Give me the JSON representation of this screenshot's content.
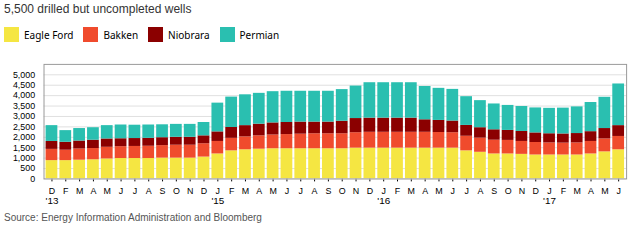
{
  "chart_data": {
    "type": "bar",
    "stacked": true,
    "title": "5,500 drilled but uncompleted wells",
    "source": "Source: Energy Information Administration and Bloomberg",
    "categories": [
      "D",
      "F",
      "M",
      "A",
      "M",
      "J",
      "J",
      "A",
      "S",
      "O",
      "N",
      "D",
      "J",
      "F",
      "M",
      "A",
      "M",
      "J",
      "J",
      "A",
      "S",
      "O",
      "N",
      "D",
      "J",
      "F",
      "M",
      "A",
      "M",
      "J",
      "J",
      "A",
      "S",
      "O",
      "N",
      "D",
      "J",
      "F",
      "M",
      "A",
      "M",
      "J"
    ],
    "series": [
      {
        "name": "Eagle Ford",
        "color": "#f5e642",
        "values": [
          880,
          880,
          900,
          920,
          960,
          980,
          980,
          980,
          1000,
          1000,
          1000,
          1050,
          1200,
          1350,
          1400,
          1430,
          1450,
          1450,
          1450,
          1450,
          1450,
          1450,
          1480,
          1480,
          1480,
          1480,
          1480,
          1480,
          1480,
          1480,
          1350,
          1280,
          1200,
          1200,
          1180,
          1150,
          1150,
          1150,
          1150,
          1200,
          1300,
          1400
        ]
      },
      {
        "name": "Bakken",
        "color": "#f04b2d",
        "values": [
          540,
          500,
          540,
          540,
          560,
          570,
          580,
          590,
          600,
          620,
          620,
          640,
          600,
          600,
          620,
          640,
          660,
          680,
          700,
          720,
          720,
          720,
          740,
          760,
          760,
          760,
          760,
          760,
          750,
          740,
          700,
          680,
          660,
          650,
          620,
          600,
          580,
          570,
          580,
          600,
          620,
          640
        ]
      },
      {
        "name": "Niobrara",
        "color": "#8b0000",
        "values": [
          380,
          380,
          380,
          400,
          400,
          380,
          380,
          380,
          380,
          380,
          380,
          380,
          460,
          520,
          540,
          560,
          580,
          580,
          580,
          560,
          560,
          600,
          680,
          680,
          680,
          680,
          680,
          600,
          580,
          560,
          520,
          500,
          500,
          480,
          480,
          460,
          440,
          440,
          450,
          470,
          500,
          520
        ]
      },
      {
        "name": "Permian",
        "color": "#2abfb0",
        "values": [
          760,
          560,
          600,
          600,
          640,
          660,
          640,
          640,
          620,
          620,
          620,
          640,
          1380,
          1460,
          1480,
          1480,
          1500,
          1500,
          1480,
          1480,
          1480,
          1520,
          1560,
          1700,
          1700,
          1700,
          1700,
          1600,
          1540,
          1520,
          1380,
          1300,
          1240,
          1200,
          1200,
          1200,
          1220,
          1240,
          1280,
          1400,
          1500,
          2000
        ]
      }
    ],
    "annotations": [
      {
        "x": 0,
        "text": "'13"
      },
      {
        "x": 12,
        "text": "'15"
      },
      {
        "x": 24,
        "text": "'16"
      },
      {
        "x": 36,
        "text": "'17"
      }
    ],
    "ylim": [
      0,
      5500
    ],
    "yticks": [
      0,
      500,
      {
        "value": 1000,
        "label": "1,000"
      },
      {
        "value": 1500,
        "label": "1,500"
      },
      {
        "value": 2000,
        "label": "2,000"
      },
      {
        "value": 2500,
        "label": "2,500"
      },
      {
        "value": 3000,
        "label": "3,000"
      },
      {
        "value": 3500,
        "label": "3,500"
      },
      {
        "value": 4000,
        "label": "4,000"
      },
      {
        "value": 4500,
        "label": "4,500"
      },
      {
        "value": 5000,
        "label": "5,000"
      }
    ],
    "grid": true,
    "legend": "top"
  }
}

========================================================================

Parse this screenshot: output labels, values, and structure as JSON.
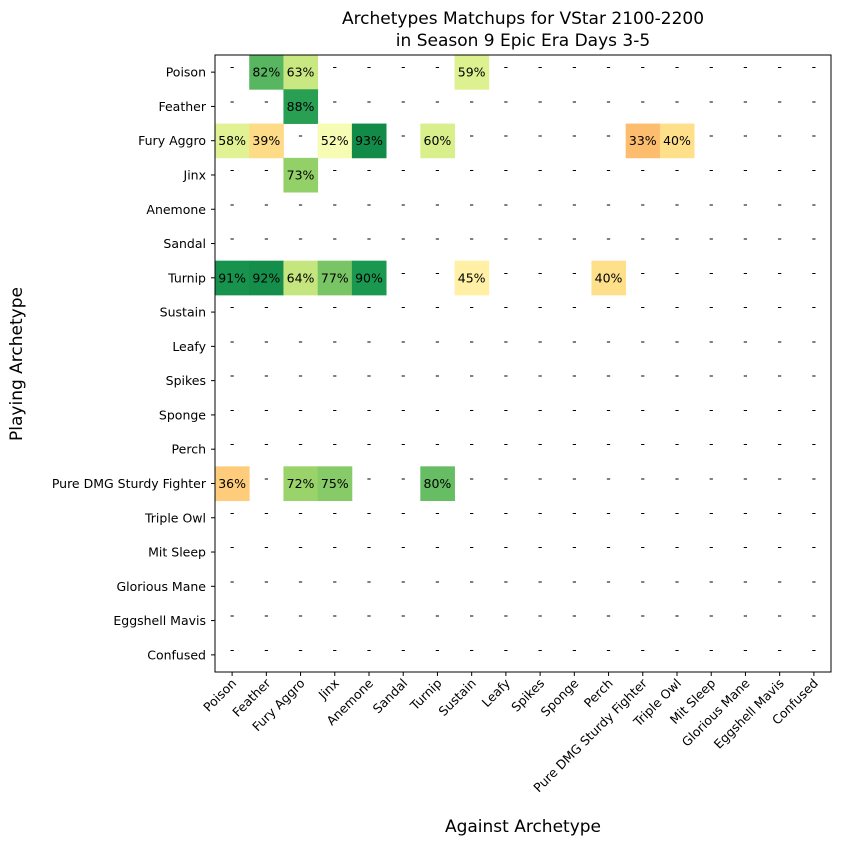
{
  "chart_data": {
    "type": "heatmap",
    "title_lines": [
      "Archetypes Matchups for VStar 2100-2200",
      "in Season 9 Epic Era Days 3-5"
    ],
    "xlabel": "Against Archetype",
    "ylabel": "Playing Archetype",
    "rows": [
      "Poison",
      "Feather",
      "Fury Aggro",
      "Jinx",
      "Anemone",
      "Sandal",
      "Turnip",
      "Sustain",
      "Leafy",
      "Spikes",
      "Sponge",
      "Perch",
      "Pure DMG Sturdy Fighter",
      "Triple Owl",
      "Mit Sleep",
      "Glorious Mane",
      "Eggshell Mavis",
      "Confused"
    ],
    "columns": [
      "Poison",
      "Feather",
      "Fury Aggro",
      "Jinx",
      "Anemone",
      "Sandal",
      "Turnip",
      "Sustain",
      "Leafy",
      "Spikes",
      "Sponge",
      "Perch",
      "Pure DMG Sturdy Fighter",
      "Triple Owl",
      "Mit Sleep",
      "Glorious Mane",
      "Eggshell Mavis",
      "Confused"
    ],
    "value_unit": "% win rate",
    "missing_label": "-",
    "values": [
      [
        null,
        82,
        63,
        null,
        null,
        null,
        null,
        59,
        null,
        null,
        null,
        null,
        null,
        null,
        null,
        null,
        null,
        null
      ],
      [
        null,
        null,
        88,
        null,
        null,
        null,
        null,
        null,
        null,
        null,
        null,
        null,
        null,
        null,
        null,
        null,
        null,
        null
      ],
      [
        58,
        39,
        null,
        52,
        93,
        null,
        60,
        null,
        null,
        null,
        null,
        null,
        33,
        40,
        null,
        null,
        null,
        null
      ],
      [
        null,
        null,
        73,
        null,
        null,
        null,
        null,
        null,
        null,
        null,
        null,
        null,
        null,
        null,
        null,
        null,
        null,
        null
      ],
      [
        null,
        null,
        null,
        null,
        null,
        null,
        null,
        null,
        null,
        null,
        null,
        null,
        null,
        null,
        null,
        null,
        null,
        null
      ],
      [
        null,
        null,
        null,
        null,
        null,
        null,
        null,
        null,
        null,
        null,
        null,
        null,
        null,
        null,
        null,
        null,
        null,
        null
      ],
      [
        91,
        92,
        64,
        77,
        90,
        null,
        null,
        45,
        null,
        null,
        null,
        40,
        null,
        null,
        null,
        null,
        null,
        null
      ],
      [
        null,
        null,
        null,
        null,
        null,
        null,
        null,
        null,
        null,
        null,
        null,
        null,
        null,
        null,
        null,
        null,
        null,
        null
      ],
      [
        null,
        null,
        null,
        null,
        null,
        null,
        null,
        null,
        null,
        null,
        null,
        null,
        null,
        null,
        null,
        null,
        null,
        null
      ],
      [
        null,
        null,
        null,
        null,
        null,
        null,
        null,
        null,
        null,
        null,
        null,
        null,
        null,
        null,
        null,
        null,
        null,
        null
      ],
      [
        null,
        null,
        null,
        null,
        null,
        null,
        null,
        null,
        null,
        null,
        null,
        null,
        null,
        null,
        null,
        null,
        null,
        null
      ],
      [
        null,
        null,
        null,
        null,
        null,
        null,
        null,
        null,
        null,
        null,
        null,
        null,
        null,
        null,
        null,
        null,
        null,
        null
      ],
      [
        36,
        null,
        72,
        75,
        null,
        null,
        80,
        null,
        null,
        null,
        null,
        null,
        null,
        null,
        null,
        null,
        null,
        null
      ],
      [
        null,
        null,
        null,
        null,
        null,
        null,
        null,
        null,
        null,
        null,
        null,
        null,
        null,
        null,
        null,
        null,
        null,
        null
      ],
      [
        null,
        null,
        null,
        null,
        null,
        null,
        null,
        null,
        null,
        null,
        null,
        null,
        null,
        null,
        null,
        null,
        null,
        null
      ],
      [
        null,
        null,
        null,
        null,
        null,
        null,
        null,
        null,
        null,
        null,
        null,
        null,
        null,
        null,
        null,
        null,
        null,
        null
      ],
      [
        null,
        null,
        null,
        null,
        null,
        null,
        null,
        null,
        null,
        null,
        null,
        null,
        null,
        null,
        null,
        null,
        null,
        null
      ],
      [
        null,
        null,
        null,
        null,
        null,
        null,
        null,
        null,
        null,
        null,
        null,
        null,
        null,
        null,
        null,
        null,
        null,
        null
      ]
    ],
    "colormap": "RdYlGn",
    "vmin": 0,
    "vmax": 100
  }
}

========================================================================

GIVEN EXERCISE:
Your answer should be only a number: how many lines of the data above contain the string "JSON"?

THE REPLY:
2